===== Records supplied

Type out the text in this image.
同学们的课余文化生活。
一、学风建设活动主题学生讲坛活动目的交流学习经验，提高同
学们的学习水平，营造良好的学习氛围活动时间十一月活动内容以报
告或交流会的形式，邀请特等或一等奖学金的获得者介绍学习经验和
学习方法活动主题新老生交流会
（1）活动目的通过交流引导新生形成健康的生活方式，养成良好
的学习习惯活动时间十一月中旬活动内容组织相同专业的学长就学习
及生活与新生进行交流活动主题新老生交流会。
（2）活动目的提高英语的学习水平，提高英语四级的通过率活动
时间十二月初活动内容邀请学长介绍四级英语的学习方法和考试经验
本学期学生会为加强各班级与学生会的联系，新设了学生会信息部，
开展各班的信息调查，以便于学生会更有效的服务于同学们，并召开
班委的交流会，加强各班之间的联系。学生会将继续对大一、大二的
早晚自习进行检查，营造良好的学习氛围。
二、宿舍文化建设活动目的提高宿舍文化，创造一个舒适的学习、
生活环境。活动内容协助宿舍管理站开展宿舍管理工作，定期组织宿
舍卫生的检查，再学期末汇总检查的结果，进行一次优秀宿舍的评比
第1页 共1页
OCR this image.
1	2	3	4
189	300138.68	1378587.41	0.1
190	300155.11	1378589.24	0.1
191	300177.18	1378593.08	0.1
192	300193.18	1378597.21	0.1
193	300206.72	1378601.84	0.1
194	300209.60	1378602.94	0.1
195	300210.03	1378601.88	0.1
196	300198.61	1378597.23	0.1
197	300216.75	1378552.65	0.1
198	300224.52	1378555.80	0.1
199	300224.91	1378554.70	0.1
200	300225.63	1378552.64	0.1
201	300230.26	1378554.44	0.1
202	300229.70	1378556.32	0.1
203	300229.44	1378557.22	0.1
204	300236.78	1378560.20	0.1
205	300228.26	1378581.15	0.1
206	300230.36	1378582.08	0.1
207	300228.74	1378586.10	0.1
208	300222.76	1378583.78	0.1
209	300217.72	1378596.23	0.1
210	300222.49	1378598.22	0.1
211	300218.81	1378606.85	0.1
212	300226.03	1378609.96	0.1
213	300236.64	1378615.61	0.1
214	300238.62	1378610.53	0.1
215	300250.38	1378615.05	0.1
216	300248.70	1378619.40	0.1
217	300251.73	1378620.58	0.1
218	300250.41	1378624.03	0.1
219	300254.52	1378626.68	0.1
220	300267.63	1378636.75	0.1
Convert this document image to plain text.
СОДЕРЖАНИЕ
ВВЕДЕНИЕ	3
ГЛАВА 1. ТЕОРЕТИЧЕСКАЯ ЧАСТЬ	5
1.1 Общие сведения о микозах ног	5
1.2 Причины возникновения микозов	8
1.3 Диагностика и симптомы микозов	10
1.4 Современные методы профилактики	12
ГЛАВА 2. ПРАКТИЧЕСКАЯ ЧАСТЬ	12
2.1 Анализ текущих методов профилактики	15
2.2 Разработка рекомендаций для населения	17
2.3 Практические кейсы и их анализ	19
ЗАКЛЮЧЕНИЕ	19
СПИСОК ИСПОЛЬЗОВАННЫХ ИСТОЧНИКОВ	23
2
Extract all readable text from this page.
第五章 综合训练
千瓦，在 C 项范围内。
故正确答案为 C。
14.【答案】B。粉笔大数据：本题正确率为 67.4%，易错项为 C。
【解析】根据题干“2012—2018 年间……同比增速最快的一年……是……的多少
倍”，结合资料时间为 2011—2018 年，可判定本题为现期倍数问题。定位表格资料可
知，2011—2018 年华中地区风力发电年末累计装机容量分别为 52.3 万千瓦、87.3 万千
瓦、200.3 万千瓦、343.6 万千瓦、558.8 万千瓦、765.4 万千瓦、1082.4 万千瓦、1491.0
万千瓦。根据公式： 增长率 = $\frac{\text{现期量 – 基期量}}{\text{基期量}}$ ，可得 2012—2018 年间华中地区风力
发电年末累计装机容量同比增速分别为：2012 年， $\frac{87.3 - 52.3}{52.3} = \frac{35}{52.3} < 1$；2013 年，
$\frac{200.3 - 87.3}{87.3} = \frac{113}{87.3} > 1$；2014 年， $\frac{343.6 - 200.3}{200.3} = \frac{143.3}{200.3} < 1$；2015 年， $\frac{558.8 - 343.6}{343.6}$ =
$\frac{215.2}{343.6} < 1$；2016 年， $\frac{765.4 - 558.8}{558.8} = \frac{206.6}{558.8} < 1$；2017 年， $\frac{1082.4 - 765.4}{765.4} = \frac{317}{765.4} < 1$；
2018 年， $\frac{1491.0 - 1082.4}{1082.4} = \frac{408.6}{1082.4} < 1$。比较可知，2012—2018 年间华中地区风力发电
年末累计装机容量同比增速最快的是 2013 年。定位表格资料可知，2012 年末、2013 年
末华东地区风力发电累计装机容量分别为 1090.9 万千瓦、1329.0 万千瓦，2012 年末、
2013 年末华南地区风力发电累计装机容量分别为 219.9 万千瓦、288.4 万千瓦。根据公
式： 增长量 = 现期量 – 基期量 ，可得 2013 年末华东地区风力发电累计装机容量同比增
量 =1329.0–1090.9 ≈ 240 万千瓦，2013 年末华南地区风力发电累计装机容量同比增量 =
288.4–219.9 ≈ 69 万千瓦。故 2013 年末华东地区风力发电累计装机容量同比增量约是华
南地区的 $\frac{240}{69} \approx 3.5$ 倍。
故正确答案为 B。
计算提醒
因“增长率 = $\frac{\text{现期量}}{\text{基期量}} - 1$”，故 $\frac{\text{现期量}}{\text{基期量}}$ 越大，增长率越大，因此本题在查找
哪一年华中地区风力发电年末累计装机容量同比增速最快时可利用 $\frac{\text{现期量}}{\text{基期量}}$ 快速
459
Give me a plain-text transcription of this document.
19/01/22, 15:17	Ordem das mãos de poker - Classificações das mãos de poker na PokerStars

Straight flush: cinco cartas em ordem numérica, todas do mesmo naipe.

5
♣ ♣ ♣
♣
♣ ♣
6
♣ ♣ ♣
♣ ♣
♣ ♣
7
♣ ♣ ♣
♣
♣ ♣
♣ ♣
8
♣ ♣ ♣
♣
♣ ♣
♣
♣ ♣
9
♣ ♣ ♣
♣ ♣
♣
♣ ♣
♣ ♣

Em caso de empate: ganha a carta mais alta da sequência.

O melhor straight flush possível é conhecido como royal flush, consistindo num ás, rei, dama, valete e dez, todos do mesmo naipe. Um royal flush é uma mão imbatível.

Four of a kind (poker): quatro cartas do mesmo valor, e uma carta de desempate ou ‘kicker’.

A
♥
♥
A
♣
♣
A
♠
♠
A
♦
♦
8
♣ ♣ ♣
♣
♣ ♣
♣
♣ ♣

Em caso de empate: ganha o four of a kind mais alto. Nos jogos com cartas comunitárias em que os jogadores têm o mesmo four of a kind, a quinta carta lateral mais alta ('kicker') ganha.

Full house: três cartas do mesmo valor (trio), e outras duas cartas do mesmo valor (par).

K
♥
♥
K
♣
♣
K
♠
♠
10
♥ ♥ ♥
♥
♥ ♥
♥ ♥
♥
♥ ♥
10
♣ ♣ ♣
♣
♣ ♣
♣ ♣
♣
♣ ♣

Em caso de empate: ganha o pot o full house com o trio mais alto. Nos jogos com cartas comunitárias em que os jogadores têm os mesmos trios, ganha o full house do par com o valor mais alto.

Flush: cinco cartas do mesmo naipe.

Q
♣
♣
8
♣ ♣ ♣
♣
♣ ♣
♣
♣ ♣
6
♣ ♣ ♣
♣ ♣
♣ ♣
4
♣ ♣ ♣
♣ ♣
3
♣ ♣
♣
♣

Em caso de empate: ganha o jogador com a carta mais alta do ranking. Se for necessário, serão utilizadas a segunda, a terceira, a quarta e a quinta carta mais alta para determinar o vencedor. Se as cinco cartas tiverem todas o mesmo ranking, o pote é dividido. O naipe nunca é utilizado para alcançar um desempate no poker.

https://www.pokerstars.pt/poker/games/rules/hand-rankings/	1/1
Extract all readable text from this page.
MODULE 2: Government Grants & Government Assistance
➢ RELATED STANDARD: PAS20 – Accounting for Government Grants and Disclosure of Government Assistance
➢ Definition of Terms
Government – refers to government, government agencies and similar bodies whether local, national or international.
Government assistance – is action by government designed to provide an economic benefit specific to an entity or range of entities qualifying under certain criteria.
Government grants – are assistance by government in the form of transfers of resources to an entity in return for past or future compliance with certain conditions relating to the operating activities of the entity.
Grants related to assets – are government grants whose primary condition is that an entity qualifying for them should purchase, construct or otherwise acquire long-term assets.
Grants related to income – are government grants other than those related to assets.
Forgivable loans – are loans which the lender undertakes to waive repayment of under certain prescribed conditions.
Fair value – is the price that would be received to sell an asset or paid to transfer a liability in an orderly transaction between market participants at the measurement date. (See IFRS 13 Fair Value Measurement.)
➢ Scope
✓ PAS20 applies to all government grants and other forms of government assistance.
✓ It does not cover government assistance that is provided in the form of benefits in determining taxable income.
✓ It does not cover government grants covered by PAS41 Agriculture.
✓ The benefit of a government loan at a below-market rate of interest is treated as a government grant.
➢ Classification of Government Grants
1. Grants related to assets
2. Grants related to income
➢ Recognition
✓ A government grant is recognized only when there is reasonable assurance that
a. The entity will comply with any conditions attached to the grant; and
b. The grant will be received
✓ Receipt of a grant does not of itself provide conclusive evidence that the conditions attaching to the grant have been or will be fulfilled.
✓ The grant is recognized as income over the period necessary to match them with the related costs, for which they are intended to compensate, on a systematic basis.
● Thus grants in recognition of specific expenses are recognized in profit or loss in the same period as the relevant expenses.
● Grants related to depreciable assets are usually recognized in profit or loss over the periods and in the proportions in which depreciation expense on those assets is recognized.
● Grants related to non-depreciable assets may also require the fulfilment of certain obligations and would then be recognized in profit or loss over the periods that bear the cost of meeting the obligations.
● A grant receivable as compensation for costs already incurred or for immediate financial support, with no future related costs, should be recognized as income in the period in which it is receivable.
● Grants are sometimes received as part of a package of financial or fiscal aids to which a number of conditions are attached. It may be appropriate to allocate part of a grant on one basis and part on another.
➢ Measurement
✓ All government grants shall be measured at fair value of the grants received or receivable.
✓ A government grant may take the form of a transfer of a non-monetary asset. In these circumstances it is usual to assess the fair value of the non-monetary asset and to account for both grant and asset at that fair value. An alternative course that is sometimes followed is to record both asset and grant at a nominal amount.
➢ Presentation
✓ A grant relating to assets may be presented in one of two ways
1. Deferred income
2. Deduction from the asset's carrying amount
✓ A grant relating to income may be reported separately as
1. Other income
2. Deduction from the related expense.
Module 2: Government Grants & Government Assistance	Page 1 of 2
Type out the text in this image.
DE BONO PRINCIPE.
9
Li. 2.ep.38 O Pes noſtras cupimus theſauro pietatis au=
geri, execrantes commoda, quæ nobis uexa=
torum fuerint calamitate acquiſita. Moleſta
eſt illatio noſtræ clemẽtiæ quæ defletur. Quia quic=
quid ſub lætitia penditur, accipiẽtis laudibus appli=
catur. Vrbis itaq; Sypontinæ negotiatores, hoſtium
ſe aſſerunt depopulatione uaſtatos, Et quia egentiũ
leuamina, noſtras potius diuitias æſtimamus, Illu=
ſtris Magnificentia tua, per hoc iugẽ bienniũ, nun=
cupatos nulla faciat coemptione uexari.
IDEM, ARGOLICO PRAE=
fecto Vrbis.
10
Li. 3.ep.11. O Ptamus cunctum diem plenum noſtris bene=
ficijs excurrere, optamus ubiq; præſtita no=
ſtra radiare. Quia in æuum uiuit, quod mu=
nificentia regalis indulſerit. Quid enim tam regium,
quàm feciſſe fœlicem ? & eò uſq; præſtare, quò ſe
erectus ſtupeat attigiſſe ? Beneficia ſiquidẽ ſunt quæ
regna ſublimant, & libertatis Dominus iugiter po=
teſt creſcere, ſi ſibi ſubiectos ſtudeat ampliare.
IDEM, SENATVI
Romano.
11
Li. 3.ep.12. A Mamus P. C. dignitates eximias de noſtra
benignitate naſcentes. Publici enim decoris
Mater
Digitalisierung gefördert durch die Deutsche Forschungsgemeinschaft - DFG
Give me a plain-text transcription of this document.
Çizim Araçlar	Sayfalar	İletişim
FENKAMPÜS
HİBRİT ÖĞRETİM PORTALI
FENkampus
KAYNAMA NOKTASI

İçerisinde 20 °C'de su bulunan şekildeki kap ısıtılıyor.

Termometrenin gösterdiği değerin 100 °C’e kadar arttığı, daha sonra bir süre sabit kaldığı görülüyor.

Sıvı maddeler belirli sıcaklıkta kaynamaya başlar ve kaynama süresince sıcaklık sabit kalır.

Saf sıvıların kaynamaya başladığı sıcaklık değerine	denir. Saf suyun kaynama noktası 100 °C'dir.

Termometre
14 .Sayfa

==========

__Task objective__. Tell how many lines in the material contain the word "jogadores". Only the number is wanted.

__Response__. 2